Task objective | Transcribe the material word for word, but without the images.

Record list |
+ + + +

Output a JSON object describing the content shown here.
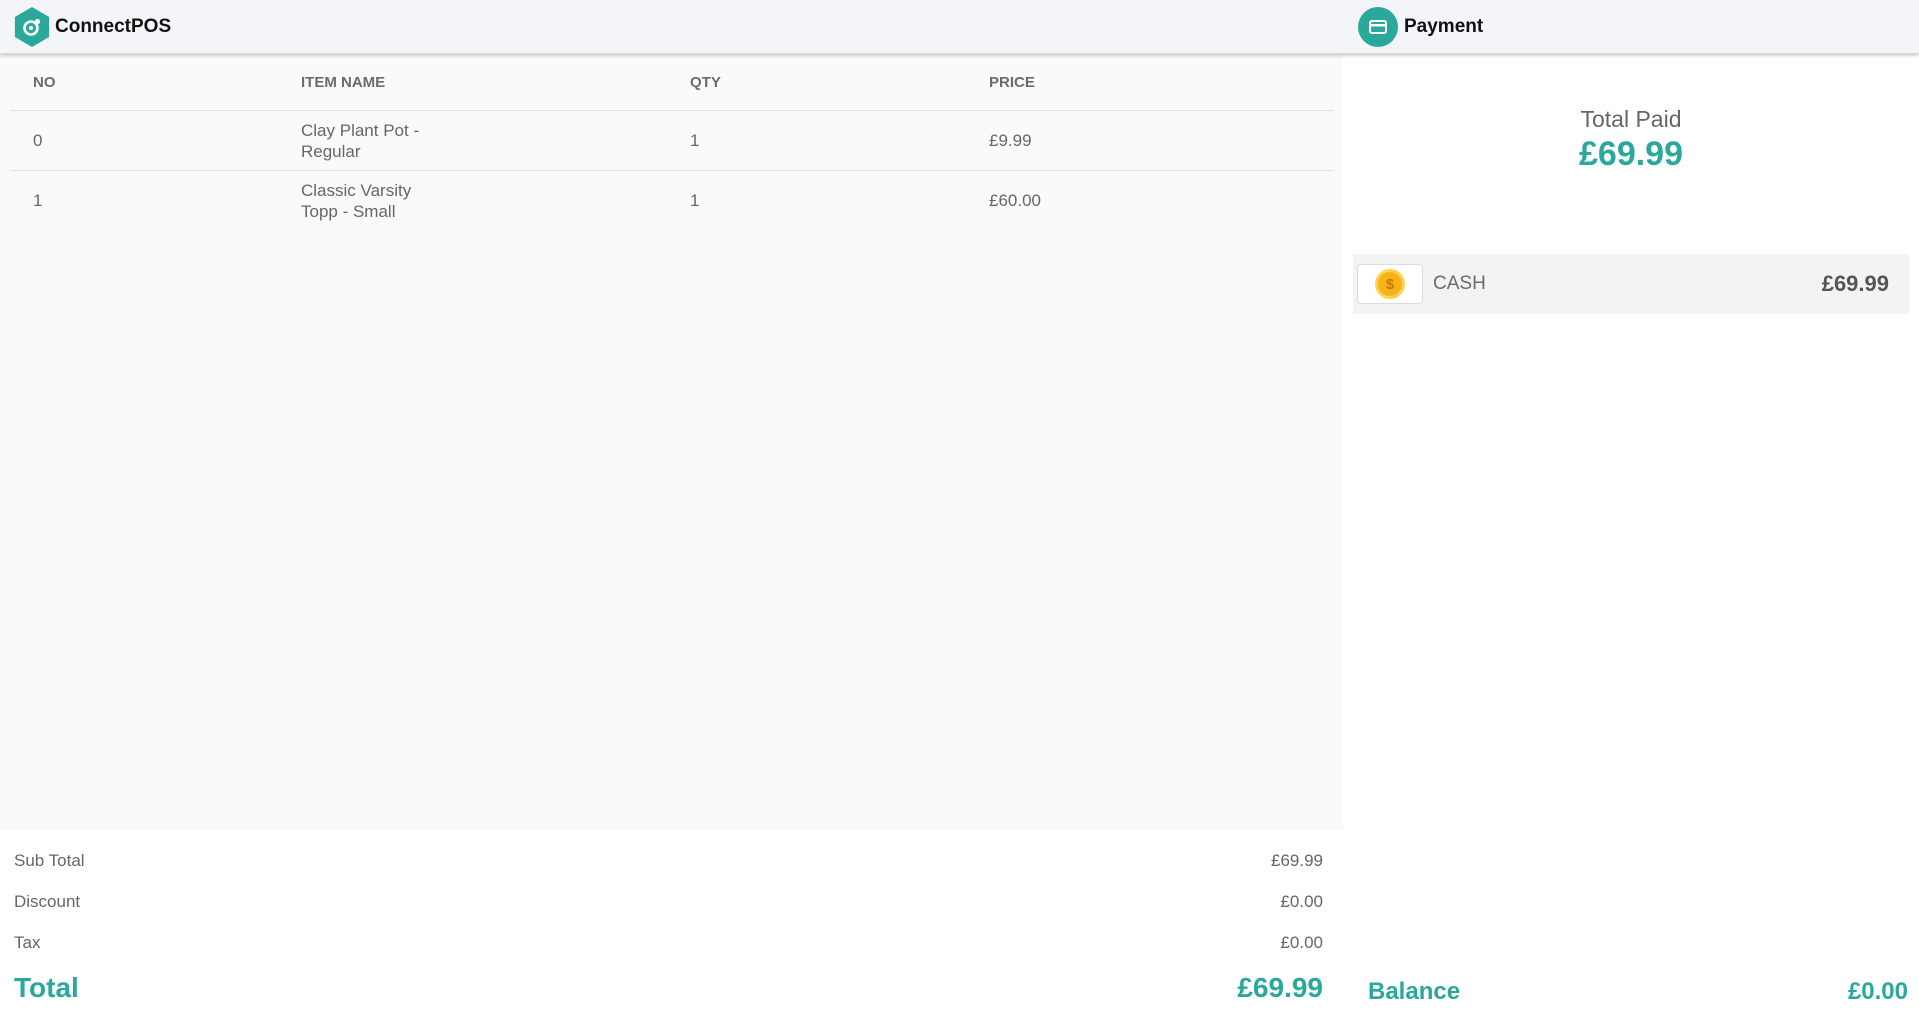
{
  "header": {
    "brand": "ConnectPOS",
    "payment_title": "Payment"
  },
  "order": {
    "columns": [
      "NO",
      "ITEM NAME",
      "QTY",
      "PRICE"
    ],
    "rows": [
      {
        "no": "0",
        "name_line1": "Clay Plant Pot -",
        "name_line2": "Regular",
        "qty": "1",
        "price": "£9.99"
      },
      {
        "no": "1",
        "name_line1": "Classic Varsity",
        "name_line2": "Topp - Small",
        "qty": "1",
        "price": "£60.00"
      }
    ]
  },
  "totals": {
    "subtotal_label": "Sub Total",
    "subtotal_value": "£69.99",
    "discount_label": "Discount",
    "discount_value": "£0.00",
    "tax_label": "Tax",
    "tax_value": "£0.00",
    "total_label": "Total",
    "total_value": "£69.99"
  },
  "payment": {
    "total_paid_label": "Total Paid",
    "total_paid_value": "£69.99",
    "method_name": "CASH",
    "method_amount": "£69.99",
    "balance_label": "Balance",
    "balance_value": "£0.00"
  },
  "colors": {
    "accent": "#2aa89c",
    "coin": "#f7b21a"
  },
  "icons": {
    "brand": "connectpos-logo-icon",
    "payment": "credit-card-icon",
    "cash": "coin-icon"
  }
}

+ + + +

Task solution |
Output a JSON object describing the content shown here.
{
  "header": {
    "brand": "ConnectPOS",
    "payment_title": "Payment"
  },
  "order": {
    "columns": [
      "NO",
      "ITEM NAME",
      "QTY",
      "PRICE"
    ],
    "rows": [
      {
        "no": "0",
        "name_line1": "Clay Plant Pot -",
        "name_line2": "Regular",
        "qty": "1",
        "price": "£9.99"
      },
      {
        "no": "1",
        "name_line1": "Classic Varsity",
        "name_line2": "Topp - Small",
        "qty": "1",
        "price": "£60.00"
      }
    ]
  },
  "totals": {
    "subtotal_label": "Sub Total",
    "subtotal_value": "£69.99",
    "discount_label": "Discount",
    "discount_value": "£0.00",
    "tax_label": "Tax",
    "tax_value": "£0.00",
    "total_label": "Total",
    "total_value": "£69.99"
  },
  "payment": {
    "total_paid_label": "Total Paid",
    "total_paid_value": "£69.99",
    "method_name": "CASH",
    "method_amount": "£69.99",
    "balance_label": "Balance",
    "balance_value": "£0.00"
  },
  "colors": {
    "accent": "#2aa89c",
    "coin": "#f7b21a"
  },
  "icons": {
    "brand": "connectpos-logo-icon",
    "payment": "credit-card-icon",
    "cash": "coin-icon"
  }
}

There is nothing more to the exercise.